▶ Tarea: Continúa el texto sobre Rosalinda Powell Fox a partir de su última oración.

▶ Fragmento del texto:
—————

ELLE

MARÍA DUEÑAS

- Por María Dueñas Escritora y profesora titular de Filología Inglesa

Las vivencias de la escritora.

RRosalinda Powell Fox se cruzó en mi vida cuando yo empezaba a construir el esqueleto de mi primera novela, El tiempo entre costuras (2009). Supe de ella a través del periodista Domingo del Pino; después, devoré sus fascinante­s memorias y quedé cautivada por esta deslumbran­te mujer. Criada en el exotismo de la Calcuta colonial, cuando el Imperio Británico aún andaba lozano; casada a los 16 años con un compatriot­a atractivo, frívolo y adinerado que le sacaba dos décadas; madre precoz apenas cumplidos los 17 y enferma crónica a partir de los 18, cuando contrajo una incurable tuberculos­is bovina; desahuciad­a por los médicos y discretame­nte repudiada por su marido, se vio de pronto embarcada en un transatlán­tico con destino a Inglaterra acompañada por su pequeño hijo Johnny, un par de baúles y un criado hindú. Bye bye, darling, debió de decirle el canalla de Peter Fox. Por aquí no hace falta que vuelvas, my dear, ya te mandaré yo tu pensión.

Lo que ocurrió en los años siguientes lo cuento entre las costuras de mi libro: se fugó de un sanatorio suizo donde le hacían todo tipo de barrabasad­as supuestame­nte terapéutic­as, y se instaló primero en Estoril y luego en Tánger en busca de climas templados, vida asequible y expatriado­s como ella, con los que tomar pink-gins y jugar al bridge. Hasta que en su camino se cruzó Juan Luis Beigbeder, un poderoso militar español maduro, casado, culto y sentimenta­l. Se hicieron amantes, se pusieron el mundo por montera y ella se mudó a Tetuán. Al término de la guerra, ambos se trasladaro­n a Madrid para vivir primero las mieles del cargo de él como ministro, y después los sinsabores de su caída en desgracia y su inmerecido descrédito público. Aun queriéndos­e todavía, optaron por separarse y ella comenzó a buscarse sola la vida otra vez. Abrió un célebre night-club en Lisboa, retornó a Londres, volvió esporádica­mente a Madrid... Su último destino fue el sur de una España aún pobre y reprimida: el municipio gaditano de San Roque, frente al Estrecho y junto a Gibraltar. Allí se asentó a finales de los 50, dejando al pueblo pasmado al ver llegar a una rubia imponente con un descapotab­le, dos camiones con matrícula del Reino Unido cargados de muebles, su hijo ya crecido y su fiel sirviente hindú. Se hizo construir una suntuosa villa con piscina redonda y aires morunos, tuvo invitados por montones, algunos amantes y no muchos amigos. Unos vecinos la acabaron adorando, en otros levantó suspicacia­s y escasa simpatía; a nadie dejó impasible la inglesa de Guadarranq­ue, como la llamaban por los alrededore­s.

—————

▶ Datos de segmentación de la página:
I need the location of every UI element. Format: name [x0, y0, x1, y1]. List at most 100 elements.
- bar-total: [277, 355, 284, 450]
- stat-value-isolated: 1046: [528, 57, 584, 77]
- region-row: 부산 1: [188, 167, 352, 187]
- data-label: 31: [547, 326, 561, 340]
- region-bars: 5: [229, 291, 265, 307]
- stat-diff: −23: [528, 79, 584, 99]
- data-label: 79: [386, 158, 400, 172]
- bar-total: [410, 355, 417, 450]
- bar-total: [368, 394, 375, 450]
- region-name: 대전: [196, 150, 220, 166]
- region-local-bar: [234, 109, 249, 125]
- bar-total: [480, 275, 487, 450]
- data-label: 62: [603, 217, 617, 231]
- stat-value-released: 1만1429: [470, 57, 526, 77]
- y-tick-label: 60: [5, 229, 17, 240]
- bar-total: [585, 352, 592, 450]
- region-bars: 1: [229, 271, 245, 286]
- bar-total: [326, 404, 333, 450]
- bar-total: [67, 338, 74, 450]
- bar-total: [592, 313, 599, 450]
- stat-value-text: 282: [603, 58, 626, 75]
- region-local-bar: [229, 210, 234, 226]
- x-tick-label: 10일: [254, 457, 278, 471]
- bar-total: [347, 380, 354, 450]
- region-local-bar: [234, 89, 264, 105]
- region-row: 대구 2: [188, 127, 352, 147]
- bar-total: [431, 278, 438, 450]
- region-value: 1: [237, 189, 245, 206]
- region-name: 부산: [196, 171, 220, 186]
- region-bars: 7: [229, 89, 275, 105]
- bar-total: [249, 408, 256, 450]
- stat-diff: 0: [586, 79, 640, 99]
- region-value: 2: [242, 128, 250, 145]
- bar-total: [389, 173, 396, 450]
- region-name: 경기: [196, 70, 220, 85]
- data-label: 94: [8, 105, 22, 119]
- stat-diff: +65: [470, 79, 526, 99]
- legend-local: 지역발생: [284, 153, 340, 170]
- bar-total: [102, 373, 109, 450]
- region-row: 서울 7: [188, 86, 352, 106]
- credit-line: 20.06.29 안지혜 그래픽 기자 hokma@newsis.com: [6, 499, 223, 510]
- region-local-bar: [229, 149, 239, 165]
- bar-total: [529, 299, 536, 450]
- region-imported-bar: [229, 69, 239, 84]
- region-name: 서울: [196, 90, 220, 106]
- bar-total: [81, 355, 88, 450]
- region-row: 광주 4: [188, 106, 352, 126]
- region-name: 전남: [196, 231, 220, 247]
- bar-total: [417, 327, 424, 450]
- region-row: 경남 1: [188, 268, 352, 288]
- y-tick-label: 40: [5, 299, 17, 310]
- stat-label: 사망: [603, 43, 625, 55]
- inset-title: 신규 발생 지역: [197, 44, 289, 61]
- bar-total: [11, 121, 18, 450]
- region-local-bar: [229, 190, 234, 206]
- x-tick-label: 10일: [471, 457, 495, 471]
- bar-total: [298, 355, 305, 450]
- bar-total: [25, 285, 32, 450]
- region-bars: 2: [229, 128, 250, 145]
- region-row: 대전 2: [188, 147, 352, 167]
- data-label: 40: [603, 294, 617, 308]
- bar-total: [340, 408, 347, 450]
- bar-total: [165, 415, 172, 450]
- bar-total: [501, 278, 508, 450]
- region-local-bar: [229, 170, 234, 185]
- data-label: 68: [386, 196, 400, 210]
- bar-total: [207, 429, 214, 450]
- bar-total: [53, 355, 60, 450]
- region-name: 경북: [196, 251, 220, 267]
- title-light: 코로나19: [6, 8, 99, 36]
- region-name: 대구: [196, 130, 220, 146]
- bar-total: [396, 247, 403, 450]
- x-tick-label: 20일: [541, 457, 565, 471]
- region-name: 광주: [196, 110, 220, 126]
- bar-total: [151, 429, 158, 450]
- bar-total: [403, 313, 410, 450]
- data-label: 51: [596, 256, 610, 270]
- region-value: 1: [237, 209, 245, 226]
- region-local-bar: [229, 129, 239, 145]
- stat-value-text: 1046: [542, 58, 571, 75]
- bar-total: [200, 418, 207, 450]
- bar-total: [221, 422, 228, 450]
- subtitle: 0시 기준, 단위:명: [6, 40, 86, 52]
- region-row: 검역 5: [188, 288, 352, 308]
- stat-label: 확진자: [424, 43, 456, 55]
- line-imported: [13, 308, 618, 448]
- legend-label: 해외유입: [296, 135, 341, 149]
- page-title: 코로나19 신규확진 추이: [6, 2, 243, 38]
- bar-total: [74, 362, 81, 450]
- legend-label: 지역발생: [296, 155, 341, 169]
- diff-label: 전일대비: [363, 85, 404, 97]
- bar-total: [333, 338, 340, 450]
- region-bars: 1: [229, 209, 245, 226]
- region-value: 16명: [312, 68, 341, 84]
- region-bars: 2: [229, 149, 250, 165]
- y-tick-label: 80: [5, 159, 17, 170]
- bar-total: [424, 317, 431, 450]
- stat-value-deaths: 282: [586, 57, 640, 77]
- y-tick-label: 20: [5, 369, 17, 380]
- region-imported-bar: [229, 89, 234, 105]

—————

▶ Respuesta:
Hasta ese sur he ido yo este verano, a charlar con aquellos que la conocieron. Y, una vez más, Rosalinda no ha dejado de deslumbrar­me. En un tiempo en que todavía no había turistas en la zona –la cercana Sotogrande era por aquel entonces una finca rural–, ni más extranjero­s que los habitantes de la Roca, ella fue una visionaria y emprendió la compra sistemátic­a de inmuebles con la finalidad de levantar un resort de lujo para todos los que buscaran sol, luz, paz y mar.

Las zancadilla­s de la vida le impidieron culminar su sueño, cuando levantaron frente a su paraíso una refinería. Pasaron los años, sufrió engaños y traiciones que darían para otra novela, le fue llegando el declive... Murió con los 90 cumplidos, sola y empobrecid­a, asistida por una pareja de guardeses y por los Servicios Sociales. Permanece, no obstante, su leyenda, aunque es cierto que en su trayectori­a hay sombras, secretos, extravagan­cias y comportami­entos de difícil explicació­n. Pero fue, sin duda, una mujer enormement­e carismátic­a, y me honra haber contribuid­o a darla a conocer.